Figure content listings:

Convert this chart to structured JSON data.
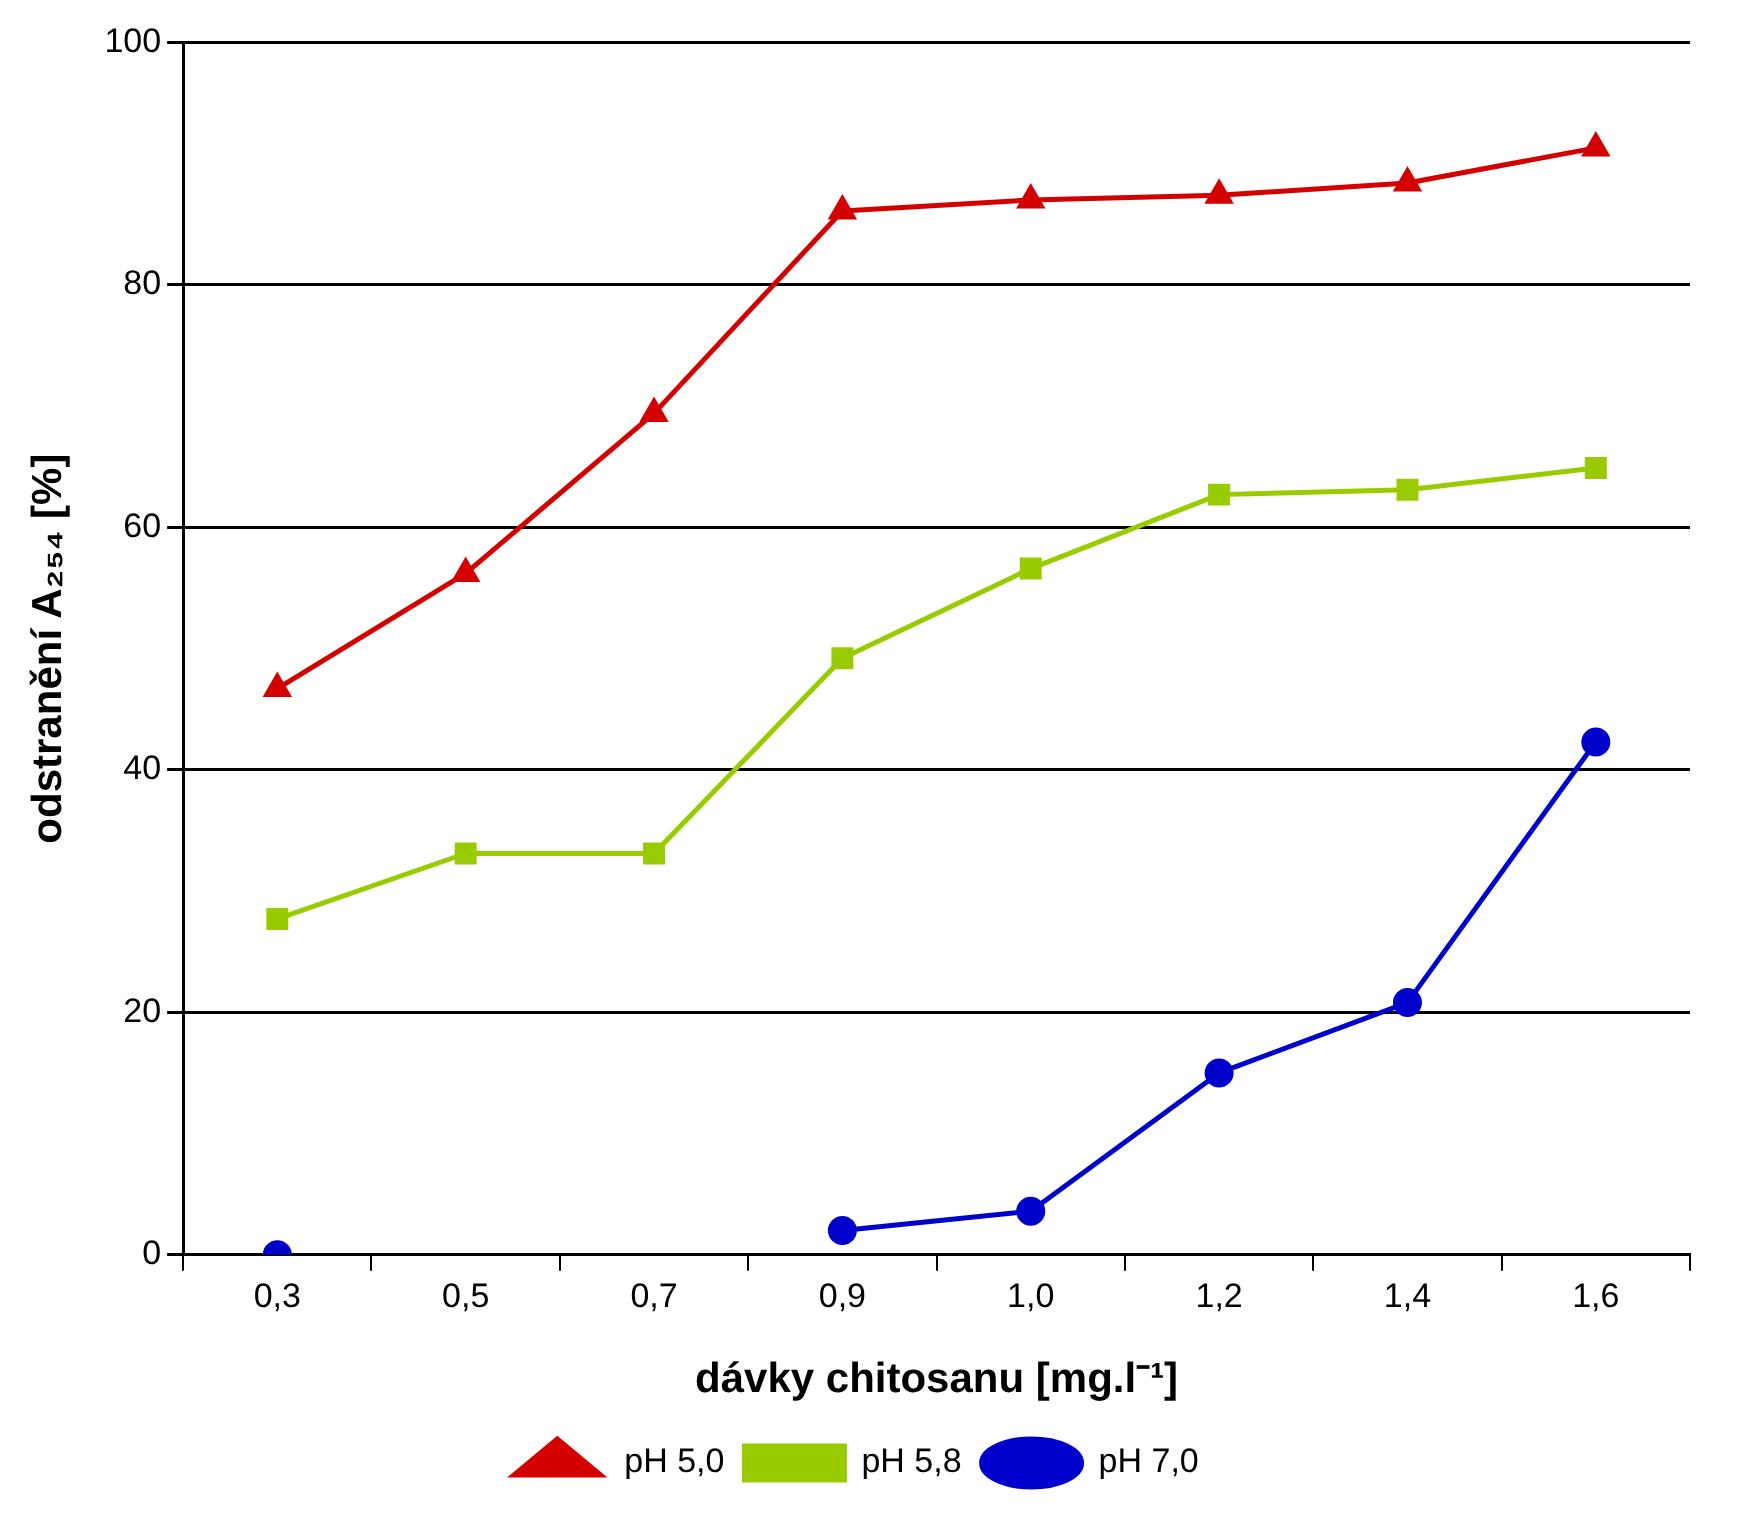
{
  "chart_data": {
    "type": "line",
    "xlabel": "dávky chitosanu [mg.l⁻¹]",
    "ylabel": "odstranění A₂₅₄ [%]",
    "categories": [
      "0,3",
      "0,5",
      "0,7",
      "0,9",
      "1,0",
      "1,2",
      "1,4",
      "1,6"
    ],
    "series": [
      {
        "name": "pH 5,0",
        "color": "#d40000",
        "marker": "triangle",
        "values": [
          46.7,
          56.2,
          69.4,
          86.1,
          87.0,
          87.4,
          88.4,
          91.3
        ]
      },
      {
        "name": "pH 5,8",
        "color": "#99cc00",
        "marker": "square",
        "values": [
          27.7,
          33.1,
          33.1,
          49.2,
          56.6,
          62.7,
          63.1,
          64.9
        ]
      },
      {
        "name": "pH 7,0",
        "color": "#0000cc",
        "marker": "circle",
        "values": [
          0,
          null,
          null,
          2.0,
          3.6,
          15.0,
          20.8,
          42.3
        ]
      }
    ],
    "ylim": [
      0,
      100
    ],
    "yticks": [
      0,
      20,
      40,
      60,
      80,
      100
    ],
    "grid": "y",
    "legend": "bottom",
    "line_style": "solid"
  }
}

*TASK TO CARRY OUT*
Repeat the listing in full and exactly. Leave any pictures out.

*CORRECT RESPONSE*
Convert this chart to structured JSON data.
{
  "chart_data": {
    "type": "line",
    "xlabel": "dávky chitosanu [mg.l⁻¹]",
    "ylabel": "odstranění A₂₅₄ [%]",
    "categories": [
      "0,3",
      "0,5",
      "0,7",
      "0,9",
      "1,0",
      "1,2",
      "1,4",
      "1,6"
    ],
    "series": [
      {
        "name": "pH 5,0",
        "color": "#d40000",
        "marker": "triangle",
        "values": [
          46.7,
          56.2,
          69.4,
          86.1,
          87.0,
          87.4,
          88.4,
          91.3
        ]
      },
      {
        "name": "pH 5,8",
        "color": "#99cc00",
        "marker": "square",
        "values": [
          27.7,
          33.1,
          33.1,
          49.2,
          56.6,
          62.7,
          63.1,
          64.9
        ]
      },
      {
        "name": "pH 7,0",
        "color": "#0000cc",
        "marker": "circle",
        "values": [
          0,
          null,
          null,
          2.0,
          3.6,
          15.0,
          20.8,
          42.3
        ]
      }
    ],
    "ylim": [
      0,
      100
    ],
    "yticks": [
      0,
      20,
      40,
      60,
      80,
      100
    ],
    "grid": "y",
    "legend": "bottom",
    "line_style": "solid"
  }
}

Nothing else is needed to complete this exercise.